Copy the stretch of rows from the start through the line containing "- legend: 5D", substituting "x-axis-label" for every "x-tick-label" and leaving everything else unchanged.

◇ ◇ ◇ ◇ ◇

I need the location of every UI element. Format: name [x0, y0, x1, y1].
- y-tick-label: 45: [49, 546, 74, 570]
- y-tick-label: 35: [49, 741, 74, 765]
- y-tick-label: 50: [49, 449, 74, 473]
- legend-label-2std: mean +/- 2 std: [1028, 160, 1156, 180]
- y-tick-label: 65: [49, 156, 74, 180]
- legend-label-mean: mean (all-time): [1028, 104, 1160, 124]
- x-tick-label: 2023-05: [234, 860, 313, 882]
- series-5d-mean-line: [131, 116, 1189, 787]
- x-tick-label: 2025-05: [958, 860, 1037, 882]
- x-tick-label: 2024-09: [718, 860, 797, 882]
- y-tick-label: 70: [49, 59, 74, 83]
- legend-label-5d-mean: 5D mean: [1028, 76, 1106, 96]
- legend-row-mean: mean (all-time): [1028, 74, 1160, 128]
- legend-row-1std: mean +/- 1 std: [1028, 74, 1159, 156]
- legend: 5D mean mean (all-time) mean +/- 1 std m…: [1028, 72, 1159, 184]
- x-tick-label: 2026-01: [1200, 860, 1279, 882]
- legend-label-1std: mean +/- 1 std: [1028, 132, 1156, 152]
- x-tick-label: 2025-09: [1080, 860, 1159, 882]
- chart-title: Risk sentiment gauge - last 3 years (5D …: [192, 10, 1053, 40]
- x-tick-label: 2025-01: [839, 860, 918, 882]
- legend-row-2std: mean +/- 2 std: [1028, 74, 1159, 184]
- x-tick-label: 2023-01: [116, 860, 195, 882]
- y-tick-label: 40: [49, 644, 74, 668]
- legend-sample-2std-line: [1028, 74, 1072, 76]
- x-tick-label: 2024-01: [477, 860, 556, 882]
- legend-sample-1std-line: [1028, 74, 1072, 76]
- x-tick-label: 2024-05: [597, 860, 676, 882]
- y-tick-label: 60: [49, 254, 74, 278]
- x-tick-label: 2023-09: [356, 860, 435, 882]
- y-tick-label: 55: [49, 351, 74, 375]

◇ ◇ ◇ ◇ ◇

**Solution for this problem**
I need the location of every UI element. Format: name [x0, y0, x1, y1].
- y-tick-label: 45: [49, 546, 74, 570]
- y-tick-label: 35: [49, 741, 74, 765]
- y-tick-label: 50: [49, 449, 74, 473]
- legend-label-2std: mean +/- 2 std: [1028, 160, 1156, 180]
- y-tick-label: 65: [49, 156, 74, 180]
- legend-label-mean: mean (all-time): [1028, 104, 1160, 124]
- x-axis-label: 2023-05: [234, 860, 313, 882]
- series-5d-mean-line: [131, 116, 1189, 787]
- x-axis-label: 2025-05: [958, 860, 1037, 882]
- x-axis-label: 2024-09: [718, 860, 797, 882]
- y-tick-label: 70: [49, 59, 74, 83]
- legend-label-5d-mean: 5D mean: [1028, 76, 1106, 96]
- legend-row-mean: mean (all-time): [1028, 74, 1160, 128]
- legend-row-1std: mean +/- 1 std: [1028, 74, 1159, 156]
- legend: 5D mean mean (all-time) mean +/- 1 std m…: [1028, 72, 1159, 184]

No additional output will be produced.